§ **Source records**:
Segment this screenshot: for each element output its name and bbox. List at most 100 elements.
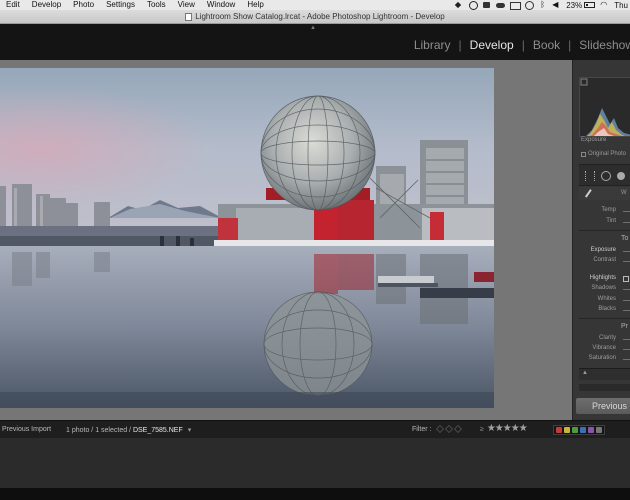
scroll-up-icon[interactable]: ▲ bbox=[582, 370, 588, 376]
vibrance-slider[interactable] bbox=[623, 349, 630, 350]
menu-bar: Edit Develop Photo Settings Tools View W… bbox=[0, 0, 630, 10]
flag-rejected-icon[interactable] bbox=[454, 425, 462, 433]
module-library[interactable]: Library bbox=[414, 38, 451, 52]
whites-slider[interactable] bbox=[623, 300, 630, 301]
color-gray-swatch[interactable] bbox=[596, 427, 602, 433]
module-header: ▲ Library | Develop | Book | Slideshow bbox=[0, 24, 630, 60]
status-icons: ᛒ ◀ 23% ◠ Thu bbox=[454, 0, 630, 10]
white-balance-label: W bbox=[621, 190, 627, 196]
original-photo-toggle[interactable]: Original Photo bbox=[581, 151, 626, 157]
histogram-info: Exposure bbox=[581, 137, 607, 143]
filmstrip-source[interactable]: Previous Import bbox=[2, 426, 51, 433]
crop-tool-icon[interactable] bbox=[585, 171, 595, 181]
menu-tools[interactable]: Tools bbox=[147, 0, 166, 10]
flag-unflagged-icon[interactable] bbox=[445, 425, 453, 433]
menu-develop[interactable]: Develop bbox=[32, 0, 61, 10]
battery-icon bbox=[584, 2, 596, 8]
original-photo-label: Original Photo bbox=[588, 151, 627, 157]
dropbox-icon[interactable] bbox=[454, 1, 463, 9]
module-develop[interactable]: Develop bbox=[470, 38, 514, 52]
panel-scroll-area[interactable]: ▲ bbox=[579, 368, 630, 380]
menu-help[interactable]: Help bbox=[247, 0, 263, 10]
photo-preview[interactable] bbox=[0, 68, 494, 408]
filmstrip[interactable] bbox=[0, 438, 630, 488]
clarity-label: Clarity bbox=[598, 335, 616, 341]
star-rating-filter[interactable]: ≥ ★★★★★ bbox=[480, 423, 528, 434]
saturation-slider[interactable] bbox=[623, 359, 630, 360]
flag-picked-icon[interactable] bbox=[436, 425, 444, 433]
menu-edit[interactable]: Edit bbox=[6, 0, 20, 10]
red-eye-icon[interactable] bbox=[617, 172, 625, 180]
chevron-down-icon[interactable]: ▾ bbox=[188, 427, 192, 434]
spot-removal-icon[interactable] bbox=[601, 171, 611, 181]
time-machine-icon[interactable] bbox=[524, 1, 535, 10]
window-title: Lightroom Show Catalog.lrcat - Adobe Pho… bbox=[195, 12, 445, 21]
document-icon bbox=[185, 12, 193, 21]
module-slideshow[interactable]: Slideshow bbox=[579, 38, 630, 52]
develop-canvas[interactable] bbox=[0, 60, 572, 420]
flag-filters bbox=[436, 425, 462, 433]
clarity-slider[interactable] bbox=[623, 339, 630, 340]
blacks-slider[interactable] bbox=[623, 310, 630, 311]
filter-label: Filter : bbox=[412, 426, 432, 433]
window-title-bar: Lightroom Show Catalog.lrcat - Adobe Pho… bbox=[0, 10, 630, 24]
previous-button[interactable]: Previous bbox=[576, 398, 630, 414]
battery-status[interactable]: 23% bbox=[566, 0, 596, 10]
menu-photo[interactable]: Photo bbox=[73, 0, 94, 10]
filmstrip-toolbar: Previous Import 1 photo / 1 selected / D… bbox=[0, 420, 630, 438]
color-blue-swatch[interactable] bbox=[580, 427, 586, 433]
shadows-slider[interactable] bbox=[623, 289, 630, 290]
module-separator: | bbox=[568, 38, 572, 52]
wifi-icon[interactable]: ◠ bbox=[600, 1, 609, 9]
cloud-icon[interactable] bbox=[496, 1, 506, 9]
temp-slider[interactable] bbox=[623, 211, 630, 212]
color-red-swatch[interactable] bbox=[556, 427, 562, 433]
photo-image bbox=[0, 68, 494, 408]
blacks-label: Blacks bbox=[598, 306, 616, 312]
tint-label: Tint bbox=[606, 218, 616, 224]
contrast-slider[interactable] bbox=[623, 261, 630, 262]
bluetooth-icon[interactable]: ᛒ bbox=[538, 1, 547, 9]
tool-strip bbox=[579, 164, 630, 186]
vibrance-label: Vibrance bbox=[592, 345, 616, 351]
highlights-slider-thumb[interactable] bbox=[623, 276, 629, 282]
develop-right-panel: Exposure Original Photo W Temp Tint To E… bbox=[572, 60, 630, 420]
clock[interactable]: Thu bbox=[614, 1, 628, 10]
lightroom-window: Edit Develop Photo Settings Tools View W… bbox=[0, 0, 630, 500]
menu-view[interactable]: View bbox=[178, 0, 195, 10]
color-purple-swatch[interactable] bbox=[588, 427, 594, 433]
saturation-label: Saturation bbox=[588, 355, 616, 361]
color-green-swatch[interactable] bbox=[572, 427, 578, 433]
tint-slider[interactable] bbox=[623, 222, 630, 223]
rating-stars[interactable]: ★★★★★ bbox=[487, 423, 528, 434]
airplay-icon[interactable] bbox=[510, 1, 522, 10]
app-status-icon[interactable] bbox=[482, 1, 491, 9]
module-picker: Library | Develop | Book | Slideshow bbox=[414, 38, 630, 52]
panel-scrollbar[interactable] bbox=[579, 384, 630, 391]
module-separator: | bbox=[521, 38, 525, 52]
color-yellow-swatch[interactable] bbox=[564, 427, 570, 433]
exposure-slider[interactable] bbox=[623, 251, 630, 252]
contrast-label: Contrast bbox=[593, 257, 616, 263]
battery-percent: 23% bbox=[566, 0, 583, 10]
temp-label: Temp bbox=[601, 207, 616, 213]
tone-section-title[interactable]: To bbox=[621, 235, 628, 242]
bottom-bar bbox=[0, 488, 630, 500]
presence-section-title[interactable]: Pr bbox=[621, 323, 628, 330]
volume-icon[interactable]: ◀ bbox=[552, 1, 561, 9]
section-divider bbox=[579, 318, 630, 319]
original-photo-checkbox[interactable] bbox=[581, 151, 586, 157]
rating-operator[interactable]: ≥ bbox=[480, 426, 484, 433]
menu-settings[interactable]: Settings bbox=[106, 0, 135, 10]
filename: DSE_7585.NEF bbox=[132, 427, 183, 434]
whites-label: Whites bbox=[597, 296, 616, 302]
histogram[interactable] bbox=[579, 77, 630, 137]
sync-icon[interactable] bbox=[468, 1, 479, 10]
shadows-label: Shadows bbox=[591, 285, 616, 291]
section-divider bbox=[579, 230, 630, 231]
module-book[interactable]: Book bbox=[533, 38, 560, 52]
menu-window[interactable]: Window bbox=[207, 0, 235, 10]
selection-info[interactable]: 1 photo / 1 selected / DSE_7585.NEF ▾ bbox=[66, 426, 191, 434]
photo-count: 1 photo / 1 selected / bbox=[66, 427, 131, 434]
collapse-top-panel-icon[interactable]: ▲ bbox=[310, 25, 316, 31]
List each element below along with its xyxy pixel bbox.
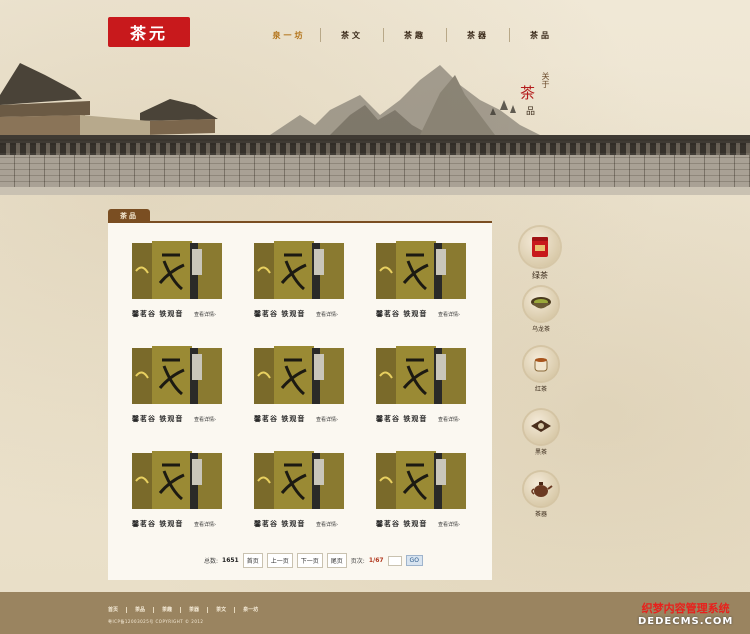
product-detail-link[interactable]: 查看详情› xyxy=(194,416,216,423)
product-card[interactable]: 馨茗谷 铁观音 查看详情› xyxy=(132,346,228,438)
product-panel: 馨茗谷 铁观音 查看详情› 馨茗谷 铁观音 查看详情› 馨茗谷 铁观音 查看详情› 馨茗谷 … xyxy=(108,223,492,580)
product-name[interactable]: 馨茗谷 铁观音 xyxy=(376,414,427,424)
product-image[interactable] xyxy=(254,451,346,509)
watermark-line1: 织梦内容管理系统 xyxy=(641,602,730,615)
pagination: 总数: 1651 首页 上一页 下一页 尾页 页次: 1/67 GO xyxy=(204,553,423,568)
footer-divider xyxy=(234,606,236,613)
product-image[interactable] xyxy=(132,451,224,509)
category-black-tea[interactable]: 红茶 xyxy=(520,347,562,393)
pager-total-label: 总数: xyxy=(204,558,219,565)
tea-brick-icon xyxy=(524,410,558,444)
temple-roof-illustration xyxy=(0,63,218,137)
watermark-line2: DEDECMS.COM xyxy=(638,616,734,627)
footer-link-products[interactable]: 茶品 xyxy=(135,606,145,613)
about-tea-link[interactable]: 关于 茶 品 xyxy=(520,72,560,120)
pager-next-button[interactable]: 下一页 xyxy=(296,553,323,568)
category-green-tea[interactable]: 绿茶 xyxy=(519,227,561,281)
teapot-icon xyxy=(524,472,558,506)
category-label: 黑茶 xyxy=(534,449,547,456)
footer-link-about[interactable]: 泉一坊 xyxy=(243,606,258,613)
pager-page-label: 页次: xyxy=(350,558,365,565)
product-card[interactable]: 馨茗谷 铁观音 查看详情› xyxy=(376,241,472,333)
product-name[interactable]: 馨茗谷 铁观音 xyxy=(376,309,427,319)
product-card[interactable]: 馨茗谷 铁观音 查看详情› xyxy=(376,451,472,543)
product-image[interactable] xyxy=(132,346,224,404)
category-label: 红茶 xyxy=(534,386,547,393)
category-label: 乌龙茶 xyxy=(531,326,550,333)
wall-brick-pattern xyxy=(0,155,750,187)
about-small-text: 关于 xyxy=(541,72,550,88)
product-detail-link[interactable]: 查看详情› xyxy=(316,311,338,318)
product-name[interactable]: 馨茗谷 铁观音 xyxy=(376,519,427,529)
footer-divider xyxy=(153,606,155,613)
wall-tile-pattern xyxy=(0,143,750,155)
product-detail-link[interactable]: 查看详情› xyxy=(438,311,460,318)
product-detail-link[interactable]: 查看详情› xyxy=(316,416,338,423)
footer-divider xyxy=(126,606,128,613)
pager-page-value: 1/67 xyxy=(368,557,384,564)
nav-item-products[interactable]: 茶品 xyxy=(510,30,572,41)
product-card[interactable]: 馨茗谷 铁观音 查看详情› xyxy=(254,451,350,543)
product-detail-link[interactable]: 查看详情› xyxy=(194,521,216,528)
category-label: 绿茶 xyxy=(532,271,548,280)
pager-total-value: 1651 xyxy=(222,557,239,564)
product-image[interactable] xyxy=(254,346,346,404)
product-detail-link[interactable]: 查看详情› xyxy=(438,521,460,528)
product-image[interactable] xyxy=(254,241,346,299)
product-card[interactable]: 馨茗谷 铁观音 查看详情› xyxy=(132,241,228,333)
category-dark-tea[interactable]: 黑茶 xyxy=(520,410,562,456)
pager-last-button[interactable]: 尾页 xyxy=(326,553,347,568)
category-tea-ware[interactable]: 茶器 xyxy=(520,472,562,518)
product-card[interactable]: 馨茗谷 铁观音 查看详情› xyxy=(254,346,350,438)
product-name[interactable]: 馨茗谷 铁观音 xyxy=(254,414,305,424)
site-logo[interactable]: 茶元 xyxy=(108,17,190,47)
nav-item-ware[interactable]: 茶器 xyxy=(447,30,509,41)
pager-page-input[interactable] xyxy=(387,555,402,566)
logo-text: 茶元 xyxy=(129,24,168,43)
about-big-text: 茶 xyxy=(520,84,536,102)
tea-cup-green-icon xyxy=(524,287,558,321)
product-detail-link[interactable]: 查看详情› xyxy=(194,311,216,318)
pager-prev-button[interactable]: 上一页 xyxy=(266,553,293,568)
product-detail-link[interactable]: 查看详情› xyxy=(438,416,460,423)
tea-cup-red-icon xyxy=(524,347,558,381)
about-bottom-text: 品 xyxy=(526,107,536,117)
nav-item-home[interactable]: 泉一坊 xyxy=(258,30,320,41)
tea-can-icon xyxy=(520,227,560,267)
watermark: 织梦内容管理系统 DEDECMS.COM xyxy=(638,600,733,627)
product-card[interactable]: 馨茗谷 铁观音 查看详情› xyxy=(254,241,350,333)
product-card[interactable]: 馨茗谷 铁观音 查看详情› xyxy=(376,346,472,438)
footer-link-fun[interactable]: 茶趣 xyxy=(162,606,172,613)
product-name[interactable]: 馨茗谷 铁观音 xyxy=(132,309,183,319)
category-label: 茶器 xyxy=(534,511,547,518)
copyright-text: 粤ICP备12003025号 COPYRIGHT © 2012 xyxy=(108,619,204,624)
product-image[interactable] xyxy=(376,346,468,404)
product-name[interactable]: 馨茗谷 铁观音 xyxy=(132,519,183,529)
main-nav: 泉一坊 茶文 茶趣 茶器 茶品 xyxy=(258,24,572,46)
nav-item-fun[interactable]: 茶趣 xyxy=(384,30,446,41)
pager-go-button[interactable]: GO xyxy=(405,555,423,566)
nav-item-culture[interactable]: 茶文 xyxy=(321,30,383,41)
product-card[interactable]: 馨茗谷 铁观音 查看详情› xyxy=(132,451,228,543)
product-detail-link[interactable]: 查看详情› xyxy=(316,521,338,528)
product-name[interactable]: 馨茗谷 铁观音 xyxy=(254,519,305,529)
mountains-illustration xyxy=(270,65,540,135)
footer-divider xyxy=(207,606,209,613)
product-name[interactable]: 馨茗谷 铁观音 xyxy=(132,414,183,424)
footer-links: 首页 茶品 茶趣 茶器 茶文 泉一坊 xyxy=(108,606,258,613)
footer-divider xyxy=(180,606,182,613)
product-image[interactable] xyxy=(376,451,468,509)
footer-link-home[interactable]: 首页 xyxy=(108,606,118,613)
footer-link-ware[interactable]: 茶器 xyxy=(189,606,199,613)
footer-link-culture[interactable]: 茶文 xyxy=(216,606,226,613)
product-image[interactable] xyxy=(132,241,224,299)
pager-first-button[interactable]: 首页 xyxy=(242,553,263,568)
product-image[interactable] xyxy=(376,241,468,299)
category-oolong-tea[interactable]: 乌龙茶 xyxy=(520,287,562,333)
product-name[interactable]: 馨茗谷 铁观音 xyxy=(254,309,305,319)
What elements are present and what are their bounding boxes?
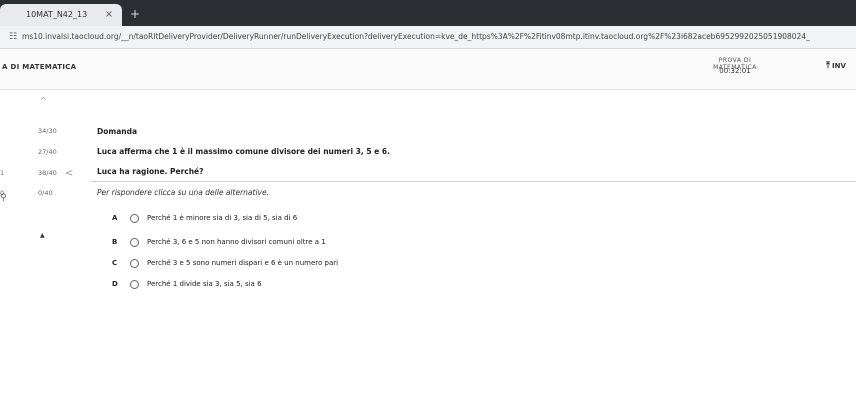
- divider: [91, 181, 856, 182]
- app-title: A DI MATEMATICA: [2, 63, 77, 71]
- option-letter: C: [112, 259, 118, 267]
- option-letter: D: [112, 280, 118, 288]
- rail-item[interactable]: 38/40: [38, 169, 57, 177]
- radio-button[interactable]: [130, 280, 139, 289]
- tab-title: 10MAT_N42_13: [26, 10, 88, 19]
- rail-item[interactable]: 0/40: [38, 189, 53, 197]
- collapse-icon[interactable]: ^: [40, 96, 47, 105]
- radio-button[interactable]: [130, 259, 139, 268]
- close-tab-icon[interactable]: ×: [102, 4, 116, 26]
- browser-tab[interactable]: 10MAT_N42_13 ×: [0, 4, 122, 26]
- send-button[interactable]: ⤒ INV: [826, 58, 856, 74]
- send-label: INV: [831, 62, 846, 70]
- question-stem: Luca afferma che 1 è il massimo comune d…: [97, 147, 390, 156]
- question-label: Domanda: [97, 127, 138, 136]
- question-instruction: Per rispondere clicca su una delle alter…: [97, 188, 269, 197]
- radio-button[interactable]: [130, 238, 139, 247]
- send-icon: ⤒: [826, 61, 830, 71]
- chevron-left-icon[interactable]: <: [65, 168, 73, 179]
- option-letter: B: [112, 238, 118, 246]
- option-text[interactable]: Perché 3, 6 e 5 non hanno divisori comun…: [147, 236, 326, 248]
- answer-option-c[interactable]: C Perché 3 e 5 sono numeri dispari e 6 è…: [112, 257, 512, 269]
- browser-tab-strip: 10MAT_N42_13 × +: [0, 0, 856, 26]
- rail-marker: 1: [0, 169, 5, 177]
- person-icon: ⚲: [0, 193, 7, 203]
- answer-option-b[interactable]: B Perché 3, 6 e 5 non hanno divisori com…: [112, 236, 512, 248]
- app-header: A DI MATEMATICA PROVA DI MATEMATICA 00:3…: [0, 49, 856, 90]
- caret-up-icon[interactable]: ▲: [40, 232, 45, 239]
- radio-button[interactable]: [130, 214, 139, 223]
- option-text[interactable]: Perché 1 è minore sia di 3, sia di 5, si…: [147, 212, 297, 224]
- answer-option-a[interactable]: A Perché 1 è minore sia di 3, sia di 5, …: [112, 212, 512, 224]
- site-info-icon[interactable]: ☷: [6, 30, 20, 44]
- timer: 00:32:01: [719, 67, 751, 75]
- new-tab-icon[interactable]: +: [126, 5, 144, 23]
- option-text[interactable]: Perché 1 divide sia 3, sia 5, sia 6: [147, 278, 262, 290]
- address-bar[interactable]: ☷ ms10.invalsi.taocloud.org/__n/taoRItDe…: [0, 26, 856, 49]
- answer-option-d[interactable]: D Perché 1 divide sia 3, sia 5, sia 6: [112, 278, 512, 290]
- option-letter: A: [112, 214, 118, 222]
- rail-item[interactable]: 27/40: [38, 148, 57, 156]
- option-text[interactable]: Perché 3 e 5 sono numeri dispari e 6 è u…: [147, 257, 338, 269]
- url-text[interactable]: ms10.invalsi.taocloud.org/__n/taoRItDeli…: [22, 26, 854, 48]
- question-prompt: Luca ha ragione. Perché?: [97, 167, 204, 176]
- rail-item[interactable]: 34/30: [38, 127, 57, 135]
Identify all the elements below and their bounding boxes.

§ **Exercise instructions**: Please change "slider" to "control" in the rows from the line with "scroll-up-icon[interactable]: ▲ bbox=[582, 370, 588, 376]" up to and including the line with "white-balance-label: W bbox=[621, 190, 627, 196]". Return only those lines, otherwise unaltered.

§ **Response**:
scroll-up-icon[interactable]: ▲ bbox=[582, 370, 588, 376]
vibrance-control[interactable] bbox=[623, 349, 630, 350]
menu-bar: Edit Develop Photo Settings Tools View W… bbox=[0, 0, 630, 10]
flag-rejected-icon[interactable] bbox=[454, 425, 462, 433]
module-library[interactable]: Library bbox=[414, 38, 451, 52]
whites-control[interactable] bbox=[623, 300, 630, 301]
color-gray-swatch[interactable] bbox=[596, 427, 602, 433]
module-header: ▲ Library | Develop | Book | Slideshow bbox=[0, 24, 630, 60]
status-icons: ᛒ ◀ 23% ◠ Thu bbox=[454, 0, 630, 10]
white-balance-label: W bbox=[621, 190, 627, 196]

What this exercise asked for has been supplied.